Exercise aim:
Would you please transcribe the listing exactly, with no images?

Records shown:
"""

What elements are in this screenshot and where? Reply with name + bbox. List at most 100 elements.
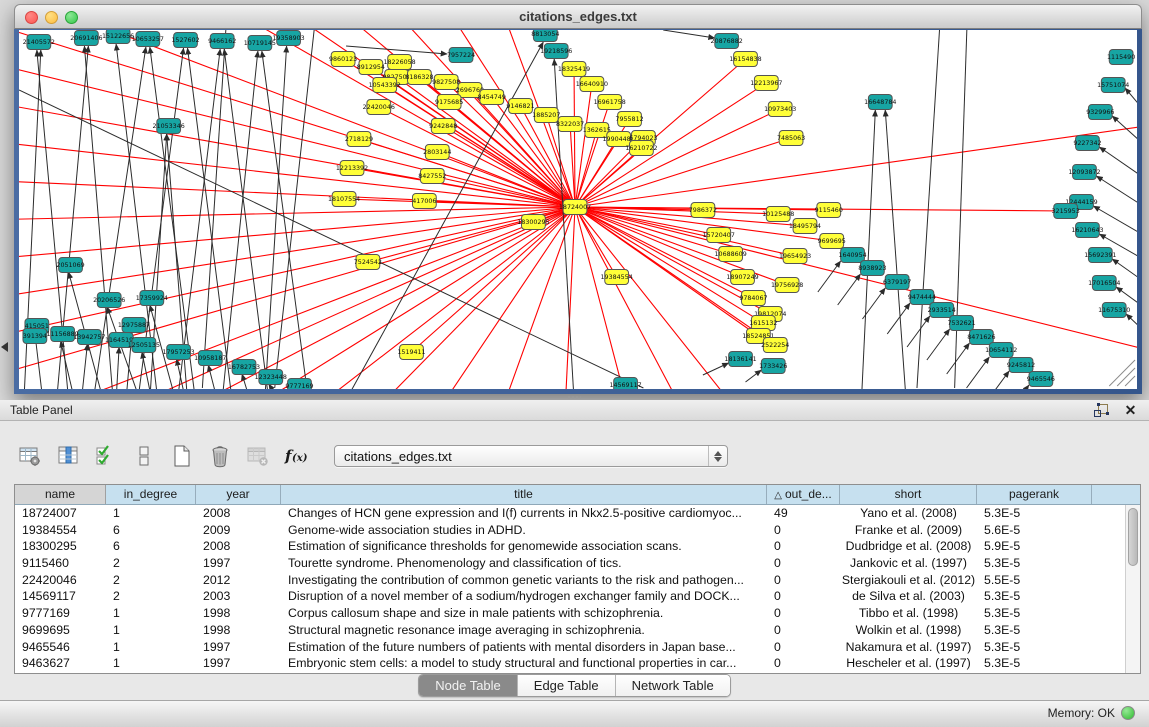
- network-node[interactable]: 10719145: [244, 36, 276, 51]
- network-node[interactable]: 10654112: [985, 343, 1017, 358]
- network-node[interactable]: 17016504: [1088, 276, 1120, 291]
- table-row[interactable]: 1456911722003Disruption of a novel membe…: [15, 588, 1125, 605]
- network-node[interactable]: 8938923: [858, 261, 886, 276]
- column-header-out-degree[interactable]: △out_de...: [767, 485, 840, 504]
- network-node[interactable]: 1885207: [532, 108, 560, 123]
- network-node[interactable]: 18136141: [724, 352, 756, 367]
- network-node[interactable]: 10688609: [715, 247, 747, 262]
- network-node[interactable]: 7485063: [777, 131, 805, 146]
- network-node[interactable]: 2718129: [345, 132, 373, 147]
- table-row[interactable]: 946554611997Estimation of the future num…: [15, 639, 1125, 656]
- network-node[interactable]: 9465546: [1027, 372, 1055, 387]
- network-node[interactable]: 10543392: [369, 78, 401, 93]
- network-node[interactable]: 20876882: [711, 34, 743, 49]
- network-node[interactable]: 16210722: [625, 141, 657, 156]
- network-node[interactable]: 18300295: [517, 215, 549, 230]
- network-node[interactable]: 12323448: [255, 370, 287, 385]
- network-node[interactable]: 19358903: [272, 31, 304, 46]
- network-node[interactable]: 8427552: [418, 169, 446, 184]
- network-node[interactable]: 15751074: [1097, 78, 1129, 93]
- collapse-panel-icon[interactable]: [1, 342, 8, 352]
- table-row[interactable]: 1872400712008Changes of HCN gene express…: [15, 505, 1125, 522]
- network-node[interactable]: 7986372: [689, 203, 717, 218]
- network-node[interactable]: 22420046: [363, 100, 395, 115]
- network-node[interactable]: 19218596: [540, 44, 572, 59]
- network-node[interactable]: 16154838: [729, 52, 761, 67]
- network-node[interactable]: 7957224: [447, 48, 475, 63]
- network-node[interactable]: 9777169: [285, 379, 313, 390]
- network-node[interactable]: 12213392: [336, 161, 368, 176]
- network-canvas[interactable]: 1872400721405572206914061512265610653257…: [19, 30, 1137, 389]
- network-node[interactable]: 16210643: [1071, 223, 1103, 238]
- network-node[interactable]: 18495794: [789, 219, 821, 234]
- network-node[interactable]: 19756928: [771, 278, 803, 293]
- network-node[interactable]: 9699695: [818, 234, 846, 249]
- column-header-short[interactable]: short: [840, 485, 977, 504]
- create-table-button[interactable]: [168, 443, 196, 469]
- network-node[interactable]: 18325419: [558, 62, 590, 77]
- network-node[interactable]: 18907249: [726, 270, 758, 285]
- network-node[interactable]: 7955812: [615, 112, 643, 127]
- column-header-pagerank[interactable]: pagerank: [977, 485, 1092, 504]
- network-node[interactable]: 417006: [412, 194, 436, 209]
- table-selector-dropdown[interactable]: citations_edges.txt: [334, 445, 728, 467]
- network-node[interactable]: 9175685: [435, 95, 463, 110]
- network-node[interactable]: 7532621: [947, 316, 975, 331]
- network-node[interactable]: 19384554: [601, 270, 633, 285]
- select-rows-button[interactable]: [92, 443, 120, 469]
- network-node[interactable]: 21405572: [23, 35, 55, 50]
- network-node[interactable]: 18107554: [328, 192, 360, 207]
- network-node[interactable]: 12505135: [128, 338, 160, 353]
- column-header-year[interactable]: year: [196, 485, 281, 504]
- network-node[interactable]: 12975887: [118, 318, 150, 333]
- delete-table-button[interactable]: [206, 443, 234, 469]
- network-node[interactable]: 8454749: [478, 90, 506, 105]
- network-node[interactable]: 16648784: [864, 95, 896, 110]
- network-node[interactable]: 9466162: [208, 34, 236, 49]
- network-node[interactable]: 2803144: [423, 145, 451, 160]
- network-node[interactable]: 12213967: [750, 76, 782, 91]
- network-node[interactable]: 16640910: [576, 77, 608, 92]
- network-node[interactable]: 18724007: [559, 200, 591, 215]
- network-node[interactable]: 8813054: [531, 30, 559, 42]
- table-row[interactable]: 911546021997Tourette syndrome. Phenomeno…: [15, 555, 1125, 572]
- network-node[interactable]: 19654923: [779, 249, 811, 264]
- network-node[interactable]: 7524542: [354, 255, 382, 270]
- network-node[interactable]: 9227342: [1073, 136, 1101, 151]
- table-row[interactable]: 2242004622012Investigating the contribut…: [15, 572, 1125, 589]
- window-titlebar[interactable]: citations_edges.txt: [14, 4, 1142, 29]
- network-node[interactable]: 17957253: [162, 345, 194, 360]
- network-node[interactable]: 9329966: [1086, 105, 1114, 120]
- scrollbar-thumb[interactable]: [1128, 508, 1138, 566]
- network-node[interactable]: 18226058: [383, 55, 415, 70]
- network-node[interactable]: 20691406: [70, 31, 102, 46]
- tab-edge-table[interactable]: Edge Table: [518, 675, 616, 696]
- network-node[interactable]: 15692391: [1084, 248, 1116, 263]
- table-scrollbar[interactable]: [1125, 505, 1140, 673]
- network-node[interactable]: 11156889: [46, 327, 78, 342]
- network-node[interactable]: 1115490: [1107, 50, 1135, 65]
- network-node[interactable]: 8912954: [357, 60, 385, 75]
- network-node[interactable]: 2051069: [56, 258, 84, 273]
- network-node[interactable]: 10125488: [762, 207, 794, 222]
- network-node[interactable]: 9784067: [739, 291, 767, 306]
- tab-node-table[interactable]: Node Table: [419, 675, 518, 696]
- network-node[interactable]: 12093872: [1068, 165, 1100, 180]
- function-builder-button[interactable]: f (x): [282, 443, 310, 469]
- network-node[interactable]: 10653257: [132, 32, 164, 47]
- unmerge-cells-button[interactable]: [130, 443, 158, 469]
- select-columns-button[interactable]: [54, 443, 82, 469]
- splitter-handle[interactable]: [567, 396, 581, 399]
- network-node[interactable]: 9115460: [815, 203, 843, 218]
- close-panel-icon[interactable]: ✕: [1122, 402, 1139, 419]
- network-node[interactable]: 2522254: [761, 338, 789, 353]
- column-header-name[interactable]: name: [15, 485, 106, 504]
- network-node[interactable]: 1733426: [759, 359, 787, 374]
- network-node[interactable]: 17359924: [136, 291, 168, 306]
- network-node[interactable]: 9860123: [329, 52, 357, 67]
- table-row[interactable]: 1830029562008Estimation of significance …: [15, 538, 1125, 555]
- tab-network-table[interactable]: Network Table: [616, 675, 730, 696]
- network-node[interactable]: 1527602: [171, 33, 199, 48]
- network-node[interactable]: 9242848: [429, 119, 457, 134]
- network-node[interactable]: 10958187: [194, 351, 226, 366]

"""

Answer to this task:
What elements are in this screenshot and where? Reply with name + bbox. List at most 100 elements.
- network-node[interactable]: 10719145: [244, 36, 276, 51]
- network-node[interactable]: 10654112: [985, 343, 1017, 358]
- network-node[interactable]: 17016504: [1088, 276, 1120, 291]
- table-row[interactable]: 1456911722003Disruption of a novel membe…: [15, 588, 1125, 605]
- network-node[interactable]: 8938923: [858, 261, 886, 276]
- column-header-out-degree[interactable]: △out_de...: [767, 485, 840, 504]
- network-node[interactable]: 1885207: [532, 108, 560, 123]
- network-node[interactable]: 18136141: [724, 352, 756, 367]
- network-node[interactable]: 10688609: [715, 247, 747, 262]
- network-node[interactable]: 7485063: [777, 131, 805, 146]
- network-node[interactable]: 2718129: [345, 132, 373, 147]
- table-row[interactable]: 946554611997Estimation of the future num…: [15, 639, 1125, 656]
- network-node[interactable]: 9465546: [1027, 372, 1055, 387]
- network-node[interactable]: 10543392: [369, 78, 401, 93]
- network-node[interactable]: 20876882: [711, 34, 743, 49]
- network-node[interactable]: 16210722: [625, 141, 657, 156]
- network-node[interactable]: 18300295: [517, 215, 549, 230]
- network-node[interactable]: 12323448: [255, 370, 287, 385]
- network-node[interactable]: 19358903: [272, 31, 304, 46]
- network-node[interactable]: 8427552: [418, 169, 446, 184]
- network-node[interactable]: 15751074: [1097, 78, 1129, 93]
- collapse-panel-icon[interactable]: [1, 342, 8, 352]
- table-row[interactable]: 1872400712008Changes of HCN gene express…: [15, 505, 1125, 522]
- network-node[interactable]: 7986372: [689, 203, 717, 218]
- network-node[interactable]: 22420046: [363, 100, 395, 115]
- network-node[interactable]: 19218596: [540, 44, 572, 59]
- network-node[interactable]: 16154838: [729, 52, 761, 67]
- network-node[interactable]: 7957224: [447, 48, 475, 63]
- network-node[interactable]: 9777169: [285, 379, 313, 390]
- network-node[interactable]: 12213392: [336, 161, 368, 176]
- network-canvas[interactable]: 1872400721405572206914061512265610653257…: [19, 30, 1137, 389]
- network-node[interactable]: 16210643: [1071, 223, 1103, 238]
- network-node[interactable]: 18495794: [789, 219, 821, 234]
- network-node[interactable]: 19756928: [771, 278, 803, 293]
- network-node[interactable]: 9699695: [818, 234, 846, 249]
- column-header-short[interactable]: short: [840, 485, 977, 504]
- create-table-button[interactable]: [168, 443, 196, 469]
- network-node[interactable]: 18325419: [558, 62, 590, 77]
- network-node[interactable]: 18907249: [726, 270, 758, 285]
- network-node[interactable]: 7955812: [615, 112, 643, 127]
- column-header-pagerank[interactable]: pagerank: [977, 485, 1092, 504]
- network-node[interactable]: 417006: [412, 194, 436, 209]
- table-selector-dropdown[interactable]: citations_edges.txt: [334, 445, 728, 467]
- network-node[interactable]: 9175685: [435, 95, 463, 110]
- network-node[interactable]: 7532621: [947, 316, 975, 331]
- network-node[interactable]: 19384554: [601, 270, 633, 285]
- select-rows-button[interactable]: [92, 443, 120, 469]
- network-node[interactable]: 21405572: [23, 35, 55, 50]
- network-node[interactable]: 18107554: [328, 192, 360, 207]
- network-node[interactable]: 12505135: [128, 338, 160, 353]
- column-header-year[interactable]: year: [196, 485, 281, 504]
- network-node[interactable]: 12975887: [118, 318, 150, 333]
- delete-table-button[interactable]: [206, 443, 234, 469]
- network-node[interactable]: 8454749: [478, 90, 506, 105]
- network-node[interactable]: 16648784: [864, 95, 896, 110]
- network-node[interactable]: 9466162: [208, 34, 236, 49]
- network-node[interactable]: 2803144: [423, 145, 451, 160]
- network-node[interactable]: 12213967: [750, 76, 782, 91]
- network-node[interactable]: 16640910: [576, 77, 608, 92]
- network-node[interactable]: 18724007: [559, 200, 591, 215]
- network-node[interactable]: 8813054: [531, 30, 559, 42]
- table-row[interactable]: 911546021997Tourette syndrome. Phenomeno…: [15, 555, 1125, 572]
- network-node[interactable]: 19654923: [779, 249, 811, 264]
- network-node[interactable]: 7524542: [354, 255, 382, 270]
- network-node[interactable]: 9227342: [1073, 136, 1101, 151]
- table-row[interactable]: 2242004622012Investigating the contribut…: [15, 572, 1125, 589]
- window-titlebar[interactable]: citations_edges.txt: [14, 4, 1142, 29]
- network-node[interactable]: 17957253: [162, 345, 194, 360]
- network-node[interactable]: 9329966: [1086, 105, 1114, 120]
- scrollbar-thumb[interactable]: [1128, 508, 1138, 566]
- network-node[interactable]: 18226058: [383, 55, 415, 70]
- network-node[interactable]: 20691406: [70, 31, 102, 46]
- tab-edge-table[interactable]: Edge Table: [518, 675, 616, 696]
- network-node[interactable]: 15692391: [1084, 248, 1116, 263]
- table-scrollbar[interactable]: [1125, 505, 1140, 673]
- network-node[interactable]: 11156889: [46, 327, 78, 342]
- network-node[interactable]: 1115490: [1107, 50, 1135, 65]
- network-node[interactable]: 8912954: [357, 60, 385, 75]
- network-node[interactable]: 2051069: [56, 258, 84, 273]
- network-node[interactable]: 10125488: [762, 207, 794, 222]
- network-node[interactable]: 9784067: [739, 291, 767, 306]
- tab-node-table[interactable]: Node Table: [419, 675, 518, 696]
- network-node[interactable]: 12093872: [1068, 165, 1100, 180]
- function-builder-button[interactable]: f (x): [282, 443, 310, 469]
- network-node[interactable]: 10653257: [132, 32, 164, 47]
- unmerge-cells-button[interactable]: [130, 443, 158, 469]
- select-columns-button[interactable]: [54, 443, 82, 469]
- splitter-handle[interactable]: [567, 396, 581, 399]
- network-node[interactable]: 9115460: [815, 203, 843, 218]
- close-panel-icon[interactable]: ✕: [1122, 402, 1139, 419]
- network-node[interactable]: 2522254: [761, 338, 789, 353]
- column-header-name[interactable]: name: [15, 485, 106, 504]
- network-node[interactable]: 1733426: [759, 359, 787, 374]
- network-node[interactable]: 17359924: [136, 291, 168, 306]
- network-node[interactable]: 9860123: [329, 52, 357, 67]
- table-row[interactable]: 1830029562008Estimation of significance …: [15, 538, 1125, 555]
- tab-network-table[interactable]: Network Table: [616, 675, 730, 696]
- network-node[interactable]: 1527602: [171, 33, 199, 48]
- network-node[interactable]: 9242848: [429, 119, 457, 134]
- network-node[interactable]: 10958187: [194, 351, 226, 366]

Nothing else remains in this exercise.